## begin STORED RECORDS

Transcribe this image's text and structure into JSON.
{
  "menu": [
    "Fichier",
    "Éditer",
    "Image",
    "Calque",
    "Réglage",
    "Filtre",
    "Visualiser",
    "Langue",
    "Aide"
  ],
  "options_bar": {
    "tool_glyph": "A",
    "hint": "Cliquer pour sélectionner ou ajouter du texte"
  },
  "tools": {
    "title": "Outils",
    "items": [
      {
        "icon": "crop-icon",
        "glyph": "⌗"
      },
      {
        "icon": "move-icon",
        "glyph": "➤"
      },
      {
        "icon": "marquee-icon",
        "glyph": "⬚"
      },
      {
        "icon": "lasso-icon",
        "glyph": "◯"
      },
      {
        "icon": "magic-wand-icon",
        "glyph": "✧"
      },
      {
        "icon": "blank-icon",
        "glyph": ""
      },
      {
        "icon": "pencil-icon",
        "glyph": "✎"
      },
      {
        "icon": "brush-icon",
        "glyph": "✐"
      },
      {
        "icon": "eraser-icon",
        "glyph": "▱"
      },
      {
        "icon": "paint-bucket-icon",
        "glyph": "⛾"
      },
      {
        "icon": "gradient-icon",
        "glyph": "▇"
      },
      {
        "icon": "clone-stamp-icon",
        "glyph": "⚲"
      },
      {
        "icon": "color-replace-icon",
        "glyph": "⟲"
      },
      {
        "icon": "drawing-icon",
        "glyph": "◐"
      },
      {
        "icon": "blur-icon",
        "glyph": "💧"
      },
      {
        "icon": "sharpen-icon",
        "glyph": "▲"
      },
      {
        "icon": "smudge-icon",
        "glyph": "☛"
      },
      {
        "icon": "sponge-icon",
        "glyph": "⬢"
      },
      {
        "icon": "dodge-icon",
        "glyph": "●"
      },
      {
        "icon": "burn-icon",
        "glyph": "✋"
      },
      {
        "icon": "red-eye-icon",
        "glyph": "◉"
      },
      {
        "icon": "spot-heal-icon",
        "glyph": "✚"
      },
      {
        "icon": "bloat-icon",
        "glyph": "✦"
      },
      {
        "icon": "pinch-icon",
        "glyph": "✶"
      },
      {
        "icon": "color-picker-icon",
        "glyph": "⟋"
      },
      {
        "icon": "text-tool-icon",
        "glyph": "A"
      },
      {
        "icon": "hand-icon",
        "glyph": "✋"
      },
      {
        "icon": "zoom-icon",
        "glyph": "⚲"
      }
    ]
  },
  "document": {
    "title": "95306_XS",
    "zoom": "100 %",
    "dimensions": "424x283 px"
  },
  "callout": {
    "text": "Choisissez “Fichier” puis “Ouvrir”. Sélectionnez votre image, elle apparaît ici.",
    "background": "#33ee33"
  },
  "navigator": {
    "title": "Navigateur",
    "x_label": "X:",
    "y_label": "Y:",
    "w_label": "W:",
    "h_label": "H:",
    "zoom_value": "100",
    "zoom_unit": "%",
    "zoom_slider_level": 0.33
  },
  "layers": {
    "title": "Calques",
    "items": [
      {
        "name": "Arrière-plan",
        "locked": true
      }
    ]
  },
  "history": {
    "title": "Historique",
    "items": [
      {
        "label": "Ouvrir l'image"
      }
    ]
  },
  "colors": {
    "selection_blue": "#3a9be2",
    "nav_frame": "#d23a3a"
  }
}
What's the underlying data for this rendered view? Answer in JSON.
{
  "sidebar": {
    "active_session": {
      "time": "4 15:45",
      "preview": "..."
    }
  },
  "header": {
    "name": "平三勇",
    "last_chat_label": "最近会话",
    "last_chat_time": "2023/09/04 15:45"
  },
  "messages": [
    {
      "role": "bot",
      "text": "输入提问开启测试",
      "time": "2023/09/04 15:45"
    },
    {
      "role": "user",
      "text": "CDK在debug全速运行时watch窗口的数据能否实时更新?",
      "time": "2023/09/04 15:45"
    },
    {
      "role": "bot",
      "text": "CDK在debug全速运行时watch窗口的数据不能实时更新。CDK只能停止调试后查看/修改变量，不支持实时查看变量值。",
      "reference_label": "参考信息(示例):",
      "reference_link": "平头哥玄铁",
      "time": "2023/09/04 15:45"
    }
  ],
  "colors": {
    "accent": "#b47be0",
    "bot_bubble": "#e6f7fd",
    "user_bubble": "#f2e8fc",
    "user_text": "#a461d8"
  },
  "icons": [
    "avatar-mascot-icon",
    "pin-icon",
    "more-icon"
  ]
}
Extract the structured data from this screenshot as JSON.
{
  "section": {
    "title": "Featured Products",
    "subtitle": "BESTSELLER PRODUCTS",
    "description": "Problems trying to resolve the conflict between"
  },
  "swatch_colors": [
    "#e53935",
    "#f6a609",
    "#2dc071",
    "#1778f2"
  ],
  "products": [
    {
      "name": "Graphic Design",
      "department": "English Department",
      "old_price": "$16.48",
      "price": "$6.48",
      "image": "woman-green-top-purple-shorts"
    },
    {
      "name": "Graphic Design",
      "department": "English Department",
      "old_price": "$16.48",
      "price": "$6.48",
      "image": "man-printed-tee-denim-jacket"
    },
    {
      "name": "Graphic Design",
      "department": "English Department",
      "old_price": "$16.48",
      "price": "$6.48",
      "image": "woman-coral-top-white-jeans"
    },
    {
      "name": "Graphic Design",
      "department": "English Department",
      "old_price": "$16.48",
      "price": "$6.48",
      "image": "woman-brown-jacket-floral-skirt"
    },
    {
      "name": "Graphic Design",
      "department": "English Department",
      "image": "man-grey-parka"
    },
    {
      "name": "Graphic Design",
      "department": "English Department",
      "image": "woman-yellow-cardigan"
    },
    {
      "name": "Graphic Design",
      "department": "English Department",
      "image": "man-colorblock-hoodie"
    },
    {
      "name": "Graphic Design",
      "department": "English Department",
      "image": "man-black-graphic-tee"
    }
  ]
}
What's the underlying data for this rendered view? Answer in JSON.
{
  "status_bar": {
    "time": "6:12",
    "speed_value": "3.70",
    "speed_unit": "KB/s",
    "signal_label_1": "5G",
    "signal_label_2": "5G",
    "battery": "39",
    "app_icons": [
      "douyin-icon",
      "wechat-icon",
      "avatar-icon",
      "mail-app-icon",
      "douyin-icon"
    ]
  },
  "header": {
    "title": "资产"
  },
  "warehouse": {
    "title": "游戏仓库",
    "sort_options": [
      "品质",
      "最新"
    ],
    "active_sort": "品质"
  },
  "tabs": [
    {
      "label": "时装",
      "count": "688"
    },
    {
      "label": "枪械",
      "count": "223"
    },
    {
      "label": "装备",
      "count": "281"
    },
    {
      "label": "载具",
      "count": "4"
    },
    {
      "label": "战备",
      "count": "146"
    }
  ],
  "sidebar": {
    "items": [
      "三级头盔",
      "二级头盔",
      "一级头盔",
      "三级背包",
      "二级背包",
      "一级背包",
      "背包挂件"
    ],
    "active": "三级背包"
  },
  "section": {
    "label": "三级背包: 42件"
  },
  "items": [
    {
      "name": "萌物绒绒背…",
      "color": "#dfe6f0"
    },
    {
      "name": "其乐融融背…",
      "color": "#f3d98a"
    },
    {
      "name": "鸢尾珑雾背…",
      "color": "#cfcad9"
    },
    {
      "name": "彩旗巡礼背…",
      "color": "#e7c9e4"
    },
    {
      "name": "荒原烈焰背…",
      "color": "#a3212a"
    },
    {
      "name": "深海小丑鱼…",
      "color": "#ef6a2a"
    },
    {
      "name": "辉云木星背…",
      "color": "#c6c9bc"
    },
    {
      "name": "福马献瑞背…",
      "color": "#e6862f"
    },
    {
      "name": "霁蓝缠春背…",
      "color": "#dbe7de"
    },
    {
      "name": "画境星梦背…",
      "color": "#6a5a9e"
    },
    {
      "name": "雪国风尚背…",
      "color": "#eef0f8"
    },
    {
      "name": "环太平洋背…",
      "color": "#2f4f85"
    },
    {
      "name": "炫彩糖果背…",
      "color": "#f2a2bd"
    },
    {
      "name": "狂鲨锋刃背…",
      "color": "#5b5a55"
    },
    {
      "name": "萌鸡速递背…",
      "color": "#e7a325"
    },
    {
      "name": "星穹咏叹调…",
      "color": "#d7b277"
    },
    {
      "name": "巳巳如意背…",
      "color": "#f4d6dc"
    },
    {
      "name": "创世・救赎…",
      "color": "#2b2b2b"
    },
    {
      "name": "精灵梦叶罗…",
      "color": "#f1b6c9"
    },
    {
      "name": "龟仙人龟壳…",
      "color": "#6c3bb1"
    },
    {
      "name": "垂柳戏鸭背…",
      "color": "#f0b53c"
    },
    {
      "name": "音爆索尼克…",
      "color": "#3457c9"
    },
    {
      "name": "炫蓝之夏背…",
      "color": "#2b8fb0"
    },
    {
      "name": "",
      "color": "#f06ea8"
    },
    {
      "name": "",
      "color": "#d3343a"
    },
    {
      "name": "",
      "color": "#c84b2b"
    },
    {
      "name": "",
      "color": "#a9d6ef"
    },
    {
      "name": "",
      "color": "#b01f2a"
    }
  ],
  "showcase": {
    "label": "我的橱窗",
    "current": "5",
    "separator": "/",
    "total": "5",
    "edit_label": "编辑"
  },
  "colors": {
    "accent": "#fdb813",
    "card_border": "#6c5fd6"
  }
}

## end STORED RECORDS

#### [STATED GOAL]
Copy out every line of the material above that mentions the word "count".

#### [THE RESULT]
      "count": "688"
      "count": "223"
      "count": "281"
      "count": "4"
      "count": "146"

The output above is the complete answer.